<<<<

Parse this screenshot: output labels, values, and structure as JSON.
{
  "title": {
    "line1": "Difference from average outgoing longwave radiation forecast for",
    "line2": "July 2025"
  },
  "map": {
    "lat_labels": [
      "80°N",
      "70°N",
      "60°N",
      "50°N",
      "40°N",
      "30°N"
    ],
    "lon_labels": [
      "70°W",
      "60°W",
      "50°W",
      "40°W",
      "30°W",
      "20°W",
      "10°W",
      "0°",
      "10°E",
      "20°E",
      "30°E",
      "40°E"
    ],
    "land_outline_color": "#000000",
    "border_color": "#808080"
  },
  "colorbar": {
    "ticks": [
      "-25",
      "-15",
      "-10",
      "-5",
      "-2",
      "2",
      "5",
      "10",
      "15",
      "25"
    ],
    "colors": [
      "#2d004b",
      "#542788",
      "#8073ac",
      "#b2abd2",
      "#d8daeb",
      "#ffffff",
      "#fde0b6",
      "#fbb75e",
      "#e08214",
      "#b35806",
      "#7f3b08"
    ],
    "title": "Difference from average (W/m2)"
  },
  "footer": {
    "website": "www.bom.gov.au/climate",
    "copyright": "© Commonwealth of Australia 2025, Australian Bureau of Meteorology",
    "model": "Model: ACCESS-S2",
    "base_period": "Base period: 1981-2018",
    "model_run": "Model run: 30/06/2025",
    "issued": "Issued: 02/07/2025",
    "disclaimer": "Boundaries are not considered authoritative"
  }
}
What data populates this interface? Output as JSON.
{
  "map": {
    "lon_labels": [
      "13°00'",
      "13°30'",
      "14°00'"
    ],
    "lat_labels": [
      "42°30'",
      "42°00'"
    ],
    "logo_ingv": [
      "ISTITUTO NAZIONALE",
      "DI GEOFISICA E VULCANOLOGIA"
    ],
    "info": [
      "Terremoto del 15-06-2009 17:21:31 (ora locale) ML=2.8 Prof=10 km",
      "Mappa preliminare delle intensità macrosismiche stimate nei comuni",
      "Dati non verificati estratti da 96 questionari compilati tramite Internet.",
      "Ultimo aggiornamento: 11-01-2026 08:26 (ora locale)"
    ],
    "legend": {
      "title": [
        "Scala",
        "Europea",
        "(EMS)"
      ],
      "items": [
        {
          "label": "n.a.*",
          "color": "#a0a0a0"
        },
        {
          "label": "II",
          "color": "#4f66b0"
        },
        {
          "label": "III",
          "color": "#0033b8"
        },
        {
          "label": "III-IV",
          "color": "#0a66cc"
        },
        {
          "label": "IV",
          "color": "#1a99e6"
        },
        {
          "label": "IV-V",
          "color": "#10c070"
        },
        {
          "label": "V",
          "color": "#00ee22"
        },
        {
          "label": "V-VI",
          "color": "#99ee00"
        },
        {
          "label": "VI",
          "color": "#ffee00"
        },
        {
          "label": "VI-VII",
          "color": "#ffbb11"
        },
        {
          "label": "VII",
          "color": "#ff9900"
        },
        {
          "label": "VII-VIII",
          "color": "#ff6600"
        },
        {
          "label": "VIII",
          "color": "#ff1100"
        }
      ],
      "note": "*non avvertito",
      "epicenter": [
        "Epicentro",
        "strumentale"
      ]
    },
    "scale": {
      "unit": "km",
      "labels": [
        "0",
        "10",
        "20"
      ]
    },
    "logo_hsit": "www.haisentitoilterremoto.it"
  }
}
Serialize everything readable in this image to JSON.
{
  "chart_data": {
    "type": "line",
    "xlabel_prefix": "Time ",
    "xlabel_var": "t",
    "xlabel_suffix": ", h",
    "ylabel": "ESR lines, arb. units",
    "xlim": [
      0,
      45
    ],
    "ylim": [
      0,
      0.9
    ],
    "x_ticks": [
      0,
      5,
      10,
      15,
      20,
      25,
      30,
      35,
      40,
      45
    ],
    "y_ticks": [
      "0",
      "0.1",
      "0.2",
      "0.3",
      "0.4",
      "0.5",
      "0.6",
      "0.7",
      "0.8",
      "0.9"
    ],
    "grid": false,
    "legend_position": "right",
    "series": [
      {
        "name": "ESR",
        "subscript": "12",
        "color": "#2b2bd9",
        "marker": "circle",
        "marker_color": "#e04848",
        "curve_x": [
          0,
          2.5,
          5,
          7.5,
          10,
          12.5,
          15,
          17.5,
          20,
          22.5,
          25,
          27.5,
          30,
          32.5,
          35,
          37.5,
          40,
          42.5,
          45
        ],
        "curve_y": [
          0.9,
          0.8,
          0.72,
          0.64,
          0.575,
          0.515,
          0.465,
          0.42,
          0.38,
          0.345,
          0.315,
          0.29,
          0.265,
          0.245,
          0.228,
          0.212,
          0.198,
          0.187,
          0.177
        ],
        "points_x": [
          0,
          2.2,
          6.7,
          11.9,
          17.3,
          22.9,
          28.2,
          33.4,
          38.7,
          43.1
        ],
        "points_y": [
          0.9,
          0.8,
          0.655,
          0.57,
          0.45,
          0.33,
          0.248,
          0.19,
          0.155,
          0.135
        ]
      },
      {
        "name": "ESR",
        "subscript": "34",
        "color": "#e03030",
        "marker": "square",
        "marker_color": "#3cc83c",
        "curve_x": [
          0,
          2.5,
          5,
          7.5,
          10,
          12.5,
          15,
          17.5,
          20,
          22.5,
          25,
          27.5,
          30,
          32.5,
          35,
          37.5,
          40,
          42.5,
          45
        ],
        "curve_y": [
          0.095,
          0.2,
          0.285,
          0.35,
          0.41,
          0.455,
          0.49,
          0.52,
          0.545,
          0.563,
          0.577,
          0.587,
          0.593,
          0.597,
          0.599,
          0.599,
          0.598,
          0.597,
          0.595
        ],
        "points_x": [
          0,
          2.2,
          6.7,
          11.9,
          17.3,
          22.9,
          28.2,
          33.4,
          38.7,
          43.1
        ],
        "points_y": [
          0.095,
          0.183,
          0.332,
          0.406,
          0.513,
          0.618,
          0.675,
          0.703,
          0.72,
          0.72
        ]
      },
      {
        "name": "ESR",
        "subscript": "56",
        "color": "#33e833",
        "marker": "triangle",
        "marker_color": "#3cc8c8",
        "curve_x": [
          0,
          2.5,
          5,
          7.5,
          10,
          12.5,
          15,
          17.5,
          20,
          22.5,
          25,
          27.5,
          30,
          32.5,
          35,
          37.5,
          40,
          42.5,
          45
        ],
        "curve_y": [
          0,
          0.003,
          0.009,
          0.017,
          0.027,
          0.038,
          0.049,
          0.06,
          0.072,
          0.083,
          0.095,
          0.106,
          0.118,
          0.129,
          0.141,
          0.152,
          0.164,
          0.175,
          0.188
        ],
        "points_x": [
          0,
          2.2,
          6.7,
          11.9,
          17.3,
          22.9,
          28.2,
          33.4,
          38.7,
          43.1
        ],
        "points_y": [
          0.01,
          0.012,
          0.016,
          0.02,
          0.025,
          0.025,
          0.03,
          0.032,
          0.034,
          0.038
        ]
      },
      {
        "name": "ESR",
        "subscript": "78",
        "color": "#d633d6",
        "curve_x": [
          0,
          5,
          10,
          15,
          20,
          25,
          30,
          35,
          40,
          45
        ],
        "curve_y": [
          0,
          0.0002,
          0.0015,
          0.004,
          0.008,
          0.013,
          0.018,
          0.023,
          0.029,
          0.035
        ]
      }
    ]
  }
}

>>>>

■ PROMPT
Retype the whole listing, matching it exactly.

■ RESULT OF THIS EXERCISE
Parse this screenshot: output labels, values, and structure as JSON.
{
  "title": {
    "line1": "Difference from average outgoing longwave radiation forecast for",
    "line2": "July 2025"
  },
  "map": {
    "lat_labels": [
      "80°N",
      "70°N",
      "60°N",
      "50°N",
      "40°N",
      "30°N"
    ],
    "lon_labels": [
      "70°W",
      "60°W",
      "50°W",
      "40°W",
      "30°W",
      "20°W",
      "10°W",
      "0°",
      "10°E",
      "20°E",
      "30°E",
      "40°E"
    ],
    "land_outline_color": "#000000",
    "border_color": "#808080"
  },
  "colorbar": {
    "ticks": [
      "-25",
      "-15",
      "-10",
      "-5",
      "-2",
      "2",
      "5",
      "10",
      "15",
      "25"
    ],
    "colors": [
      "#2d004b",
      "#542788",
      "#8073ac",
      "#b2abd2",
      "#d8daeb",
      "#ffffff",
      "#fde0b6",
      "#fbb75e",
      "#e08214",
      "#b35806",
      "#7f3b08"
    ],
    "title": "Difference from average (W/m2)"
  },
  "footer": {
    "website": "www.bom.gov.au/climate",
    "copyright": "© Commonwealth of Australia 2025, Australian Bureau of Meteorology",
    "model": "Model: ACCESS-S2",
    "base_period": "Base period: 1981-2018",
    "model_run": "Model run: 30/06/2025",
    "issued": "Issued: 02/07/2025",
    "disclaimer": "Boundaries are not considered authoritative"
  }
}
What data populates this interface? Output as JSON.
{
  "map": {
    "lon_labels": [
      "13°00'",
      "13°30'",
      "14°00'"
    ],
    "lat_labels": [
      "42°30'",
      "42°00'"
    ],
    "logo_ingv": [
      "ISTITUTO NAZIONALE",
      "DI GEOFISICA E VULCANOLOGIA"
    ],
    "info": [
      "Terremoto del 15-06-2009 17:21:31 (ora locale) ML=2.8 Prof=10 km",
      "Mappa preliminare delle intensità macrosismiche stimate nei comuni",
      "Dati non verificati estratti da 96 questionari compilati tramite Internet.",
      "Ultimo aggiornamento: 11-01-2026 08:26 (ora locale)"
    ],
    "legend": {
      "title": [
        "Scala",
        "Europea",
        "(EMS)"
      ],
      "items": [
        {
          "label": "n.a.*",
          "color": "#a0a0a0"
        },
        {
          "label": "II",
          "color": "#4f66b0"
        },
        {
          "label": "III",
          "color": "#0033b8"
        },
        {
          "label": "III-IV",
          "color": "#0a66cc"
        },
        {
          "label": "IV",
          "color": "#1a99e6"
        },
        {
          "label": "IV-V",
          "color": "#10c070"
        },
        {
          "label": "V",
          "color": "#00ee22"
        },
        {
          "label": "V-VI",
          "color": "#99ee00"
        },
        {
          "label": "VI",
          "color": "#ffee00"
        },
        {
          "label": "VI-VII",
          "color": "#ffbb11"
        },
        {
          "label": "VII",
          "color": "#ff9900"
        },
        {
          "label": "VII-VIII",
          "color": "#ff6600"
        },
        {
          "label": "VIII",
          "color": "#ff1100"
        }
      ],
      "note": "*non avvertito",
      "epicenter": [
        "Epicentro",
        "strumentale"
      ]
    },
    "scale": {
      "unit": "km",
      "labels": [
        "0",
        "10",
        "20"
      ]
    },
    "logo_hsit": "www.haisentitoilterremoto.it"
  }
}
Serialize everything readable in this image to JSON.
{
  "chart_data": {
    "type": "line",
    "xlabel_prefix": "Time ",
    "xlabel_var": "t",
    "xlabel_suffix": ", h",
    "ylabel": "ESR lines, arb. units",
    "xlim": [
      0,
      45
    ],
    "ylim": [
      0,
      0.9
    ],
    "x_ticks": [
      0,
      5,
      10,
      15,
      20,
      25,
      30,
      35,
      40,
      45
    ],
    "y_ticks": [
      "0",
      "0.1",
      "0.2",
      "0.3",
      "0.4",
      "0.5",
      "0.6",
      "0.7",
      "0.8",
      "0.9"
    ],
    "grid": false,
    "legend_position": "right",
    "series": [
      {
        "name": "ESR",
        "subscript": "12",
        "color": "#2b2bd9",
        "marker": "circle",
        "marker_color": "#e04848",
        "curve_x": [
          0,
          2.5,
          5,
          7.5,
          10,
          12.5,
          15,
          17.5,
          20,
          22.5,
          25,
          27.5,
          30,
          32.5,
          35,
          37.5,
          40,
          42.5,
          45
        ],
        "curve_y": [
          0.9,
          0.8,
          0.72,
          0.64,
          0.575,
          0.515,
          0.465,
          0.42,
          0.38,
          0.345,
          0.315,
          0.29,
          0.265,
          0.245,
          0.228,
          0.212,
          0.198,
          0.187,
          0.177
        ],
        "points_x": [
          0,
          2.2,
          6.7,
          11.9,
          17.3,
          22.9,
          28.2,
          33.4,
          38.7,
          43.1
        ],
        "points_y": [
          0.9,
          0.8,
          0.655,
          0.57,
          0.45,
          0.33,
          0.248,
          0.19,
          0.155,
          0.135
        ]
      },
      {
        "name": "ESR",
        "subscript": "34",
        "color": "#e03030",
        "marker": "square",
        "marker_color": "#3cc83c",
        "curve_x": [
          0,
          2.5,
          5,
          7.5,
          10,
          12.5,
          15,
          17.5,
          20,
          22.5,
          25,
          27.5,
          30,
          32.5,
          35,
          37.5,
          40,
          42.5,
          45
        ],
        "curve_y": [
          0.095,
          0.2,
          0.285,
          0.35,
          0.41,
          0.455,
          0.49,
          0.52,
          0.545,
          0.563,
          0.577,
          0.587,
          0.593,
          0.597,
          0.599,
          0.599,
          0.598,
          0.597,
          0.595
        ],
        "points_x": [
          0,
          2.2,
          6.7,
          11.9,
          17.3,
          22.9,
          28.2,
          33.4,
          38.7,
          43.1
        ],
        "points_y": [
          0.095,
          0.183,
          0.332,
          0.406,
          0.513,
          0.618,
          0.675,
          0.703,
          0.72,
          0.72
        ]
      },
      {
        "name": "ESR",
        "subscript": "56",
        "color": "#33e833",
        "marker": "triangle",
        "marker_color": "#3cc8c8",
        "curve_x": [
          0,
          2.5,
          5,
          7.5,
          10,
          12.5,
          15,
          17.5,
          20,
          22.5,
          25,
          27.5,
          30,
          32.5,
          35,
          37.5,
          40,
          42.5,
          45
        ],
        "curve_y": [
          0,
          0.003,
          0.009,
          0.017,
          0.027,
          0.038,
          0.049,
          0.06,
          0.072,
          0.083,
          0.095,
          0.106,
          0.118,
          0.129,
          0.141,
          0.152,
          0.164,
          0.175,
          0.188
        ],
        "points_x": [
          0,
          2.2,
          6.7,
          11.9,
          17.3,
          22.9,
          28.2,
          33.4,
          38.7,
          43.1
        ],
        "points_y": [
          0.01,
          0.012,
          0.016,
          0.02,
          0.025,
          0.025,
          0.03,
          0.032,
          0.034,
          0.038
        ]
      },
      {
        "name": "ESR",
        "subscript": "78",
        "color": "#d633d6",
        "curve_x": [
          0,
          5,
          10,
          15,
          20,
          25,
          30,
          35,
          40,
          45
        ],
        "curve_y": [
          0,
          0.0002,
          0.0015,
          0.004,
          0.008,
          0.013,
          0.018,
          0.023,
          0.029,
          0.035
        ]
      }
    ]
  }
}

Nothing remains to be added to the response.